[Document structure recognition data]
BEGIN

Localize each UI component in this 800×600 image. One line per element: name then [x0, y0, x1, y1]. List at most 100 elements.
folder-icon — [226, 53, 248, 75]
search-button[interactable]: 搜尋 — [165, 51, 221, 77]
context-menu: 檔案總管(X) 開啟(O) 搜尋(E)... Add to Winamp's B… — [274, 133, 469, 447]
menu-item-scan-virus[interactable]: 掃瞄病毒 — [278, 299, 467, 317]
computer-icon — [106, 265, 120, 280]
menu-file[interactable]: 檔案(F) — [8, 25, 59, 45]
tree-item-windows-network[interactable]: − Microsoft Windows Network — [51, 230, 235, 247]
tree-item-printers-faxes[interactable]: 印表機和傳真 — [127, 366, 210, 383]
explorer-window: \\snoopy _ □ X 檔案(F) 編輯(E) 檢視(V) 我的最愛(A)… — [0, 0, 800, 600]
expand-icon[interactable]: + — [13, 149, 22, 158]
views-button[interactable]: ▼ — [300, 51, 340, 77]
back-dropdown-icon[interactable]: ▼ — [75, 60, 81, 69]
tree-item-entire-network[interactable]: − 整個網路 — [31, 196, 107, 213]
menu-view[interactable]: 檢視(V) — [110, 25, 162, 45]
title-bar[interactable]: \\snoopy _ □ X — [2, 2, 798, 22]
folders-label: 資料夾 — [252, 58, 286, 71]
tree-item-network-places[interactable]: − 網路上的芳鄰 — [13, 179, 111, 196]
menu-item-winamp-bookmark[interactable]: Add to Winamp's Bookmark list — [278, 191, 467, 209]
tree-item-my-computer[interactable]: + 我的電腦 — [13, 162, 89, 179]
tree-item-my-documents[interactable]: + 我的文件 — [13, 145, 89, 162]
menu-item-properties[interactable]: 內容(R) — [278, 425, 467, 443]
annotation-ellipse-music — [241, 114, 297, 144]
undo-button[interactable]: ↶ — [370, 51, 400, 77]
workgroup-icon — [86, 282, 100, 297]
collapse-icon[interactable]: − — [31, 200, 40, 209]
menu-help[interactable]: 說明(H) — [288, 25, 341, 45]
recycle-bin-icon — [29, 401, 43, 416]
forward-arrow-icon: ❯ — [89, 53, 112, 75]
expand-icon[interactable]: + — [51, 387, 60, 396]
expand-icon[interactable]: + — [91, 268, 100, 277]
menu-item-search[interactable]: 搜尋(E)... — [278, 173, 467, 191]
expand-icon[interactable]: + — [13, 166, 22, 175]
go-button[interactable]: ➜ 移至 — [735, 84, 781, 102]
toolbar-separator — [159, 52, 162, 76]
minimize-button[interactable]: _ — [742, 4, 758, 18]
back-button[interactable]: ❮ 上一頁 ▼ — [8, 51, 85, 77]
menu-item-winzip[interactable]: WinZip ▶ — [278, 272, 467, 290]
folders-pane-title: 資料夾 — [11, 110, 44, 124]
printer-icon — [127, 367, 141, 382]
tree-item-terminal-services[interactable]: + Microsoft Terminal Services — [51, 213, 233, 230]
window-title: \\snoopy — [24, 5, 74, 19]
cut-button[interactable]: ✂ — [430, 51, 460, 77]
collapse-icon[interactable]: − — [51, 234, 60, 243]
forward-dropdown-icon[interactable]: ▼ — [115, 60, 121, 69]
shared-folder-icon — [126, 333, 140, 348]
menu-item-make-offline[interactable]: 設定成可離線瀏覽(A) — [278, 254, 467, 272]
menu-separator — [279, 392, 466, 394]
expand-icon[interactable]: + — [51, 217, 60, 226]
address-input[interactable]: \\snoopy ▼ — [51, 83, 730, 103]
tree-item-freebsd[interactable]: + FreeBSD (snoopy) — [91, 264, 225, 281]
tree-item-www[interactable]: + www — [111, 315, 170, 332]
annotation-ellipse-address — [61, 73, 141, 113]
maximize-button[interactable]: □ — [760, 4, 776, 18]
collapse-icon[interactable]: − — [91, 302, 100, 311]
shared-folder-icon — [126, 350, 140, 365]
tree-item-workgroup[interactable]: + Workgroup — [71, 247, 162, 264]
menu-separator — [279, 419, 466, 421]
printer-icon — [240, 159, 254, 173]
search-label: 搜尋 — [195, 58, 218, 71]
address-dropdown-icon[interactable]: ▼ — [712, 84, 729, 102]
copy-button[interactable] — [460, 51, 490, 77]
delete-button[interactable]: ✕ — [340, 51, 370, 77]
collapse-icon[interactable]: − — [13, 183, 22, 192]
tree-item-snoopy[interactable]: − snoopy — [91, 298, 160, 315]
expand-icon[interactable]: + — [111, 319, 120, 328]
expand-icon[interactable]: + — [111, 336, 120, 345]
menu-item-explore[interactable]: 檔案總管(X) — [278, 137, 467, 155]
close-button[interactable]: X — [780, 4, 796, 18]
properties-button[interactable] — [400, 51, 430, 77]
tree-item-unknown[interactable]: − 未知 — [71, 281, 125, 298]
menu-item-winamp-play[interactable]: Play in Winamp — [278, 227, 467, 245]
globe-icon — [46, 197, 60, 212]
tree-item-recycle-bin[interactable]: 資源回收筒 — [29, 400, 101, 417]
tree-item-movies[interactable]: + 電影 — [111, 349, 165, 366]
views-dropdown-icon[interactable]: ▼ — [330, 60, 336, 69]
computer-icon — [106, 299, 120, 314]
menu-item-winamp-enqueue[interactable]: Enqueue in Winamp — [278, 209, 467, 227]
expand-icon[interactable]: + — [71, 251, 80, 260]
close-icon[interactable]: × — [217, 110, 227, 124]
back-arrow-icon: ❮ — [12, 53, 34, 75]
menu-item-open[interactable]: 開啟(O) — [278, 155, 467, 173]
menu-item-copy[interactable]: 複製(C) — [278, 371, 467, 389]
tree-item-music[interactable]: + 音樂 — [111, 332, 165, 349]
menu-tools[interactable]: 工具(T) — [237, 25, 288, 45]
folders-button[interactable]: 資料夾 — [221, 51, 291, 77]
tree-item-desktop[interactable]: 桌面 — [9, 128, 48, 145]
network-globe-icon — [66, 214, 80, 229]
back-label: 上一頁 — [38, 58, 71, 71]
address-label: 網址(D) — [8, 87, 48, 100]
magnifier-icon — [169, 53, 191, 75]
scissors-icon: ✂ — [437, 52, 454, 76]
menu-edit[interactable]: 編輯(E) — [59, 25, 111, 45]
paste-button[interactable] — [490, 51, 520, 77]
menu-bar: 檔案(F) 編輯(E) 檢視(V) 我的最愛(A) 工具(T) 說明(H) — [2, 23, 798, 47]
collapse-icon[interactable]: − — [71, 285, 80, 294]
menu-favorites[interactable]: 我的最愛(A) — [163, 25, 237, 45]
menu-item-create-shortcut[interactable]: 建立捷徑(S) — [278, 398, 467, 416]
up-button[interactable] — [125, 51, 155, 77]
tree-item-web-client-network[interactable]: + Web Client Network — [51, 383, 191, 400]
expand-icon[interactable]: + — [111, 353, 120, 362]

END

[Task requirements] Word for word, reproduce every record shown above.

[Expected answer]
Localize each UI component in this 800×600 image. One line per element: name then [x0, y0, x1, y1]. List at most 100 elements.
folder-icon — [226, 53, 248, 75]
search-button[interactable]: 搜尋 — [165, 51, 221, 77]
context-menu: 檔案總管(X) 開啟(O) 搜尋(E)... Add to Winamp's B… — [274, 133, 469, 447]
menu-item-scan-virus[interactable]: 掃瞄病毒 — [278, 299, 467, 317]
computer-icon — [106, 265, 120, 280]
menu-file[interactable]: 檔案(F) — [8, 25, 59, 45]
tree-item-windows-network[interactable]: − Microsoft Windows Network — [51, 230, 235, 247]
tree-item-printers-faxes[interactable]: 印表機和傳真 — [127, 366, 210, 383]
explorer-window: \\snoopy _ □ X 檔案(F) 編輯(E) 檢視(V) 我的最愛(A)… — [0, 0, 800, 600]
expand-icon[interactable]: + — [13, 149, 22, 158]
views-button[interactable]: ▼ — [300, 51, 340, 77]
back-dropdown-icon[interactable]: ▼ — [75, 60, 81, 69]
tree-item-entire-network[interactable]: − 整個網路 — [31, 196, 107, 213]
menu-view[interactable]: 檢視(V) — [110, 25, 162, 45]
title-bar[interactable]: \\snoopy _ □ X — [2, 2, 798, 22]
folders-label: 資料夾 — [252, 58, 286, 71]
tree-item-network-places[interactable]: − 網路上的芳鄰 — [13, 179, 111, 196]
menu-item-winamp-bookmark[interactable]: Add to Winamp's Bookmark list — [278, 191, 467, 209]
tree-item-my-computer[interactable]: + 我的電腦 — [13, 162, 89, 179]
tree-item-my-documents[interactable]: + 我的文件 — [13, 145, 89, 162]
menu-item-properties[interactable]: 內容(R) — [278, 425, 467, 443]
annotation-ellipse-music — [241, 114, 297, 144]
undo-button[interactable]: ↶ — [370, 51, 400, 77]
workgroup-icon — [86, 282, 100, 297]
collapse-icon[interactable]: − — [31, 200, 40, 209]
menu-help[interactable]: 說明(H) — [288, 25, 341, 45]
recycle-bin-icon — [29, 401, 43, 416]
forward-arrow-icon: ❯ — [89, 53, 112, 75]
expand-icon[interactable]: + — [51, 387, 60, 396]
expand-icon[interactable]: + — [91, 268, 100, 277]
menu-item-search[interactable]: 搜尋(E)... — [278, 173, 467, 191]
expand-icon[interactable]: + — [13, 166, 22, 175]
go-button[interactable]: ➜ 移至 — [735, 84, 781, 102]
toolbar-separator — [159, 52, 162, 76]
minimize-button[interactable]: _ — [742, 4, 758, 18]
back-button[interactable]: ❮ 上一頁 ▼ — [8, 51, 85, 77]
menu-item-winzip[interactable]: WinZip ▶ — [278, 272, 467, 290]
folders-pane-title: 資料夾 — [11, 110, 44, 124]
printer-icon — [127, 367, 141, 382]
tree-item-terminal-services[interactable]: + Microsoft Terminal Services — [51, 213, 233, 230]
window-title: \\snoopy — [24, 5, 74, 19]
cut-button[interactable]: ✂ — [430, 51, 460, 77]
collapse-icon[interactable]: − — [51, 234, 60, 243]
forward-dropdown-icon[interactable]: ▼ — [115, 60, 121, 69]
shared-folder-icon — [126, 333, 140, 348]
menu-item-make-offline[interactable]: 設定成可離線瀏覽(A) — [278, 254, 467, 272]
menu-separator — [279, 392, 466, 394]
expand-icon[interactable]: + — [51, 217, 60, 226]
address-input[interactable]: \\snoopy ▼ — [51, 83, 730, 103]
tree-item-freebsd[interactable]: + FreeBSD (snoopy) — [91, 264, 225, 281]
tree-item-www[interactable]: + www — [111, 315, 170, 332]
annotation-ellipse-address — [61, 73, 141, 113]
maximize-button[interactable]: □ — [760, 4, 776, 18]
collapse-icon[interactable]: − — [91, 302, 100, 311]
shared-folder-icon — [126, 350, 140, 365]
tree-item-workgroup[interactable]: + Workgroup — [71, 247, 162, 264]
menu-separator — [279, 419, 466, 421]
printer-icon — [240, 159, 254, 173]
search-label: 搜尋 — [195, 58, 218, 71]
address-dropdown-icon[interactable]: ▼ — [712, 84, 729, 102]
copy-button[interactable] — [460, 51, 490, 77]
delete-button[interactable]: ✕ — [340, 51, 370, 77]
collapse-icon[interactable]: − — [13, 183, 22, 192]
tree-item-snoopy[interactable]: − snoopy — [91, 298, 160, 315]
expand-icon[interactable]: + — [111, 319, 120, 328]
expand-icon[interactable]: + — [111, 336, 120, 345]
menu-item-explore[interactable]: 檔案總管(X) — [278, 137, 467, 155]
close-button[interactable]: X — [780, 4, 796, 18]
properties-button[interactable] — [400, 51, 430, 77]
tree-item-unknown[interactable]: − 未知 — [71, 281, 125, 298]
menu-item-winamp-play[interactable]: Play in Winamp — [278, 227, 467, 245]
globe-icon — [46, 197, 60, 212]
tree-item-recycle-bin[interactable]: 資源回收筒 — [29, 400, 101, 417]
tree-item-movies[interactable]: + 電影 — [111, 349, 165, 366]
views-dropdown-icon[interactable]: ▼ — [330, 60, 336, 69]
computer-icon — [106, 299, 120, 314]
menu-item-winamp-enqueue[interactable]: Enqueue in Winamp — [278, 209, 467, 227]
expand-icon[interactable]: + — [71, 251, 80, 260]
close-icon[interactable]: × — [217, 110, 227, 124]
back-arrow-icon: ❮ — [12, 53, 34, 75]
menu-item-open[interactable]: 開啟(O) — [278, 155, 467, 173]
menu-item-copy[interactable]: 複製(C) — [278, 371, 467, 389]
tree-item-music[interactable]: + 音樂 — [111, 332, 165, 349]
menu-tools[interactable]: 工具(T) — [237, 25, 288, 45]
folders-button[interactable]: 資料夾 — [221, 51, 291, 77]
tree-item-desktop[interactable]: 桌面 — [9, 128, 48, 145]
network-globe-icon — [66, 214, 80, 229]
back-label: 上一頁 — [38, 58, 71, 71]
address-label: 網址(D) — [8, 87, 48, 100]
magnifier-icon — [169, 53, 191, 75]
scissors-icon: ✂ — [437, 52, 454, 76]
menu-edit[interactable]: 編輯(E) — [59, 25, 111, 45]
paste-button[interactable] — [490, 51, 520, 77]
menu-bar: 檔案(F) 編輯(E) 檢視(V) 我的最愛(A) 工具(T) 說明(H) — [2, 23, 798, 47]
collapse-icon[interactable]: − — [71, 285, 80, 294]
menu-favorites[interactable]: 我的最愛(A) — [163, 25, 237, 45]
menu-item-create-shortcut[interactable]: 建立捷徑(S) — [278, 398, 467, 416]
up-button[interactable] — [125, 51, 155, 77]
tree-item-web-client-network[interactable]: + Web Client Network — [51, 383, 191, 400]
expand-icon[interactable]: + — [111, 353, 120, 362]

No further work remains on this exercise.